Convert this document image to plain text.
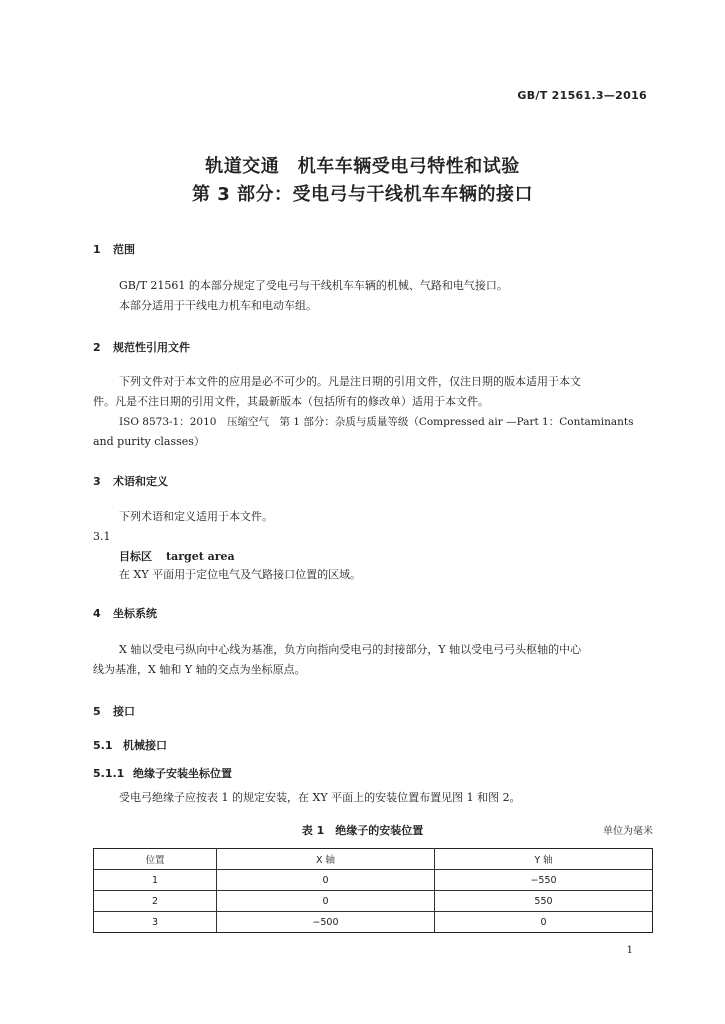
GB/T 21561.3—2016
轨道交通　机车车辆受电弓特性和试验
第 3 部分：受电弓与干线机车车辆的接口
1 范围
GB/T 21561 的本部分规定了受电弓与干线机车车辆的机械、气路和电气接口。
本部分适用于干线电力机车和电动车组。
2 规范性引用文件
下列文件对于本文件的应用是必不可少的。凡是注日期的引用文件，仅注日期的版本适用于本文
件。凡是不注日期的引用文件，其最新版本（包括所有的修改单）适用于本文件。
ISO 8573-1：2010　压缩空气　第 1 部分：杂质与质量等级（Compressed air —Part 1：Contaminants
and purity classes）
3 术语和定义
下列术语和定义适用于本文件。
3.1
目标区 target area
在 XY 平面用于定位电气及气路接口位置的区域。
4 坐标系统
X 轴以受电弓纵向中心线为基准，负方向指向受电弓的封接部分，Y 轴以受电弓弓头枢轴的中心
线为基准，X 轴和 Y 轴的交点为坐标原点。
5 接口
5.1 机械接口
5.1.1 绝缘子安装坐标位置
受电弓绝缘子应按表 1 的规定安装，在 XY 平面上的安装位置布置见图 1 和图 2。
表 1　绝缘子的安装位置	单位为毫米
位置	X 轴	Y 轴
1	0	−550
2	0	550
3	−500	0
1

### EXERCISE BRIEF
Reproduce the material above in full, exactly, with no images.

### RESPONSE BELOW
Convert this document image to plain text.
GB/T 21561.3—2016
轨道交通　机车车辆受电弓特性和试验
第 3 部分：受电弓与干线机车车辆的接口
1 范围
GB/T 21561 的本部分规定了受电弓与干线机车车辆的机械、气路和电气接口。
本部分适用于干线电力机车和电动车组。
2 规范性引用文件
下列文件对于本文件的应用是必不可少的。凡是注日期的引用文件，仅注日期的版本适用于本文
件。凡是不注日期的引用文件，其最新版本（包括所有的修改单）适用于本文件。
ISO 8573-1：2010　压缩空气　第 1 部分：杂质与质量等级（Compressed air —Part 1：Contaminants
and purity classes）
3 术语和定义
下列术语和定义适用于本文件。
3.1
目标区 target area
在 XY 平面用于定位电气及气路接口位置的区域。
4 坐标系统
X 轴以受电弓纵向中心线为基准，负方向指向受电弓的封接部分，Y 轴以受电弓弓头枢轴的中心
线为基准，X 轴和 Y 轴的交点为坐标原点。
5 接口
5.1 机械接口
5.1.1 绝缘子安装坐标位置
受电弓绝缘子应按表 1 的规定安装，在 XY 平面上的安装位置布置见图 1 和图 2。
表 1　绝缘子的安装位置	单位为毫米
位置	X 轴	Y 轴
1	0	−550
2	0	550
3	−500	0
1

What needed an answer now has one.